Texto de estudio —
El 7 de marzo de 1741, con la tripulación con los síntomas claros de escorbuto, Anson navegó al Centurion, a través del Estrecho Le Maire, desde el Océano Atlántico hacia el Pacífico. Cuando rodeaba el Cabo de Hornos, se levantó una tormenta desde el Oeste que le destrozó las velas y se echó tan violentamente sobre la nave que los hombres que perdían sus sujeciones eran barridos al mar o azotados hasta morir contra la borda. La tormenta disminuía de tiempo en tiempo, solo para tomar nuevas fuerzas y castigó al Centurion por cincuenta y ocho días sin misericordia. El viento traía lluvia, aguanieve y nieve y el escorbuto seguía atacando a la tripulación, matando de seis a diez hombres todos los días.
Anson sostuvo la dirección Oeste durante la tormenta, más o menos a lo largo del paralelo sesenta grados de Latitud sur, hasta que le pareció que había avanzado unas doscientas millas más al oeste de Tierra del Fuego. Las otras cinco naves de su flota se habían separado del Centurión durante la tormenta, y algunas de ellas estaban perdidas para siempre.
En la primera noche de luna que había visto desde hacía dos meses, Anson por fin encontró aguas tranquilas, y se dirigió al norte, hacia el paraíso terrenal llamado la Isla de Juan Fernández. Sabía que allí encontraría agua fresca para sus hombres, podría aliviar las heridas y sostener la vida. Hasta entonces, tendrían que sobrevivir exclusivamente de la esperanza, durante varios días de navegación en el inmenso Pacífico que los separaba todavía del oasis de la isla. Pero cuando la niebla aclaró, Anson vio tierra, recto hacia adelante. Era el Cabo Negro, al borde occidental de Tierra del Fuego.
¿Cómo pudo haber ocurrido? ¿Habían navegado en dirección contraria?
Las corrientes feroces habían confundido a Anson. Todo el tiempo que pensaba que ganaba hacia el Oeste, había estado virtualmente dando vueltas en el agua. No tenía ninguna otra opción más que dirigirse hacia el Oeste otra vez y entonces al norte, hacia la salvación. Sabía que si fallaba, y que si los marineros continuaban muriendo a la misma tasa, no habría bastantes manos para servir el aparejo.
Según el registro de la nave, el 24 de mayo de 1741, por fin Anson llegó con el Centurion a la Latitud de la isla de Juan Fernández, en treinta y cinco grados de Latitud sur. Todo lo que hacía falta hacer, era deslizarse por el mismo paralelo, para llegar a puerto. ¿Pero cómo debía dirigirse a él? ¿La isla estaba al este o a al oeste de la actual posición del Centurion?

Registros extraídos —
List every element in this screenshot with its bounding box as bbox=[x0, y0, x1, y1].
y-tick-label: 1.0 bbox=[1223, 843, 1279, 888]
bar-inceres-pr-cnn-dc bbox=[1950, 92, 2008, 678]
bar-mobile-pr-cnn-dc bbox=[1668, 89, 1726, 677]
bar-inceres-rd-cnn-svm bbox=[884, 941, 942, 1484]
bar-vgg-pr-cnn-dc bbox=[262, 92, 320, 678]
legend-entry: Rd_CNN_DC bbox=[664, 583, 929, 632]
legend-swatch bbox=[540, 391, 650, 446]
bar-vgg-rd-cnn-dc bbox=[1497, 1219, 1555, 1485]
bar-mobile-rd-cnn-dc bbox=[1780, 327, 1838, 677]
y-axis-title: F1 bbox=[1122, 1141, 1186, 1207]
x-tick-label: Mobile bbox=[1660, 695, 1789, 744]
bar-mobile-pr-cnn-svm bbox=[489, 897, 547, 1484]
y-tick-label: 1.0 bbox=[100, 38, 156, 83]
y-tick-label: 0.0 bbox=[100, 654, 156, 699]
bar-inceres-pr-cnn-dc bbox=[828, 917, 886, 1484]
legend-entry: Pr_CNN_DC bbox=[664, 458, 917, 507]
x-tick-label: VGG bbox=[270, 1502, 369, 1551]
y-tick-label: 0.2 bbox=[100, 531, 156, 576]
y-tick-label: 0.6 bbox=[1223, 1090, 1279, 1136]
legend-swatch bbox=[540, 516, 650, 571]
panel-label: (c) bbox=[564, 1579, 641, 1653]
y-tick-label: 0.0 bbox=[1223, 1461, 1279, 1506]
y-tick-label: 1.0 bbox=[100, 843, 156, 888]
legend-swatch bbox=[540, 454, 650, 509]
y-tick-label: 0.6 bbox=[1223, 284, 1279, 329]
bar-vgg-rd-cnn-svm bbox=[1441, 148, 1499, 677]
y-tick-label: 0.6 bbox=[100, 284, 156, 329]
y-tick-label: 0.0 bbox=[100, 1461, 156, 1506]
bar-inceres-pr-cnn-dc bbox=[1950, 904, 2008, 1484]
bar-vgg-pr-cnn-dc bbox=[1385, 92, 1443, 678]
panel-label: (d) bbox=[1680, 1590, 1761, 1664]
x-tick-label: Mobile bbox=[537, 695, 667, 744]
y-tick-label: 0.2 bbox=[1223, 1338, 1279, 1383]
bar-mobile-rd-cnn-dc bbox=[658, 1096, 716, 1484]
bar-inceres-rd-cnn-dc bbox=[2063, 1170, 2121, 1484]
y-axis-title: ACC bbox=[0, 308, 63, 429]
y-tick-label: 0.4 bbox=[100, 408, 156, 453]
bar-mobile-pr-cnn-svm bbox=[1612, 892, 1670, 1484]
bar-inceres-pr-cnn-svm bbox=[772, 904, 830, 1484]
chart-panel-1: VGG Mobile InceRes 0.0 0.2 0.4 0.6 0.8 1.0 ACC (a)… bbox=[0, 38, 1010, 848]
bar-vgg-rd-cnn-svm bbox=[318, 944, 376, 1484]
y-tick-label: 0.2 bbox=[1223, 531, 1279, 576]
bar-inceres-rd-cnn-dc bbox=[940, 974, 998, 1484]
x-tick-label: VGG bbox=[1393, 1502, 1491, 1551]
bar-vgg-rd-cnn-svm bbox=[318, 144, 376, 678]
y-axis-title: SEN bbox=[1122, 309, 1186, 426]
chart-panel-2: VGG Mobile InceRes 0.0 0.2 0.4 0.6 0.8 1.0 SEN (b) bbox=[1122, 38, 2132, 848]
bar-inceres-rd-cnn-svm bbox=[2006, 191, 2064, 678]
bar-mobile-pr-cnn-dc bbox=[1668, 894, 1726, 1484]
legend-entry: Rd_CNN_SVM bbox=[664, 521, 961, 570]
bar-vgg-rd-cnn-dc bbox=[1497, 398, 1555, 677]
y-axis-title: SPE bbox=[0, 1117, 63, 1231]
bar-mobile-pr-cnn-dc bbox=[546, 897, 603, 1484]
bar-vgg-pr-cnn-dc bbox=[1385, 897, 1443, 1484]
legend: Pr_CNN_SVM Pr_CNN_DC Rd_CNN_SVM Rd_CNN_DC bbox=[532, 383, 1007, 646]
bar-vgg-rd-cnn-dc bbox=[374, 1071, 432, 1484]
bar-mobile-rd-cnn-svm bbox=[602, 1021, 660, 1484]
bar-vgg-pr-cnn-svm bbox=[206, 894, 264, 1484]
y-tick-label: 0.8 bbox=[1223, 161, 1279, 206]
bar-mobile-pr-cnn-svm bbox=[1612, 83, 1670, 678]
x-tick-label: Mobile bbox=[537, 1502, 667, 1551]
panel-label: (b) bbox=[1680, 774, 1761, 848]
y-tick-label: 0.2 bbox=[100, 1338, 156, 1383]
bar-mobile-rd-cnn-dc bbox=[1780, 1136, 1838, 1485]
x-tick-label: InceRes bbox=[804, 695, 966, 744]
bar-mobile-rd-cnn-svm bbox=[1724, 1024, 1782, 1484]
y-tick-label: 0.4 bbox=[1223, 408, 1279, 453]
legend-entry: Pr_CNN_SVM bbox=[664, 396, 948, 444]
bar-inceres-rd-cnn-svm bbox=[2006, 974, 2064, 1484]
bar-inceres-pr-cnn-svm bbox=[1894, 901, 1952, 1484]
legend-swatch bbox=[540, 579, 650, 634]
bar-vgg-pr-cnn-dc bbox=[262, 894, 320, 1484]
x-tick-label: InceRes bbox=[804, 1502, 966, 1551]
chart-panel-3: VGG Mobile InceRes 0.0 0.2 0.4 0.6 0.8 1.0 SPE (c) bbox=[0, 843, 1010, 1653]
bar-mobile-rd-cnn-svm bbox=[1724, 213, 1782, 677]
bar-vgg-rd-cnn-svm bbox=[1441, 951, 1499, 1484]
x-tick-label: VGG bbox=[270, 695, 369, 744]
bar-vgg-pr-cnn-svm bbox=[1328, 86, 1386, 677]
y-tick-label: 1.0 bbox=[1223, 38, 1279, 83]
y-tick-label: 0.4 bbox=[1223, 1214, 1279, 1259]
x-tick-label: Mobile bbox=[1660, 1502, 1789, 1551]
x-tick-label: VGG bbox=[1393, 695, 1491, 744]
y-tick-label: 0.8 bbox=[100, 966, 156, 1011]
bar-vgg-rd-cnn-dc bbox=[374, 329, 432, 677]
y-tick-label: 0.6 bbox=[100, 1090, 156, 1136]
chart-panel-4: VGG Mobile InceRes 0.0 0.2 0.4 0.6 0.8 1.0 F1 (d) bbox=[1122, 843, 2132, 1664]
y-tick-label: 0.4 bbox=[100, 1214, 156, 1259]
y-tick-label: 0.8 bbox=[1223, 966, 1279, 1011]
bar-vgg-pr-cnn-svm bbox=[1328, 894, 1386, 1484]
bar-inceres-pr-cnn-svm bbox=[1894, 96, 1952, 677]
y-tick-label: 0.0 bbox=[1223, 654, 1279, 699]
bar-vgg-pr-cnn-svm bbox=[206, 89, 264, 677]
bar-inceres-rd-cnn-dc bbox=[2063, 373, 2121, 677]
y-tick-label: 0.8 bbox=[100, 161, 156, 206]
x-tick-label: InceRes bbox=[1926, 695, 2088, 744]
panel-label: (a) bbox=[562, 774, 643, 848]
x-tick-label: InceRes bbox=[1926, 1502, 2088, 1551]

Instrucciones de trabajo —
1 – Enumera todos los lugares geográficos con nombre propio que aparecen en el texto de estudio, en el orden en que se mencionan por primera vez.
2 – Transcribe del texto de estudio el fragmento comprendido entre "Según el registro" y "posición del Centurion?", ambos incluidos.

Soluciones de tareas —
1 – Estrecho Le Maire, Océano Atlántico, Pacífico, Cabo de Hornos, Tierra del Fuego, Isla de Juan Fernández, Cabo Negro

2 –
Según el registro de la nave, el 24 de mayo de 1741, por fin Anson llegó con el Centurion a la Latitud de la isla de Juan Fernández, en treinta y cinco grados de Latitud sur. Todo lo que hacía falta hacer, era deslizarse por el mismo paralelo, para llegar a puerto. ¿Pero cómo debía dirigirse a él? ¿La isla estaba al este o a al oeste de la actual posición del Centurion?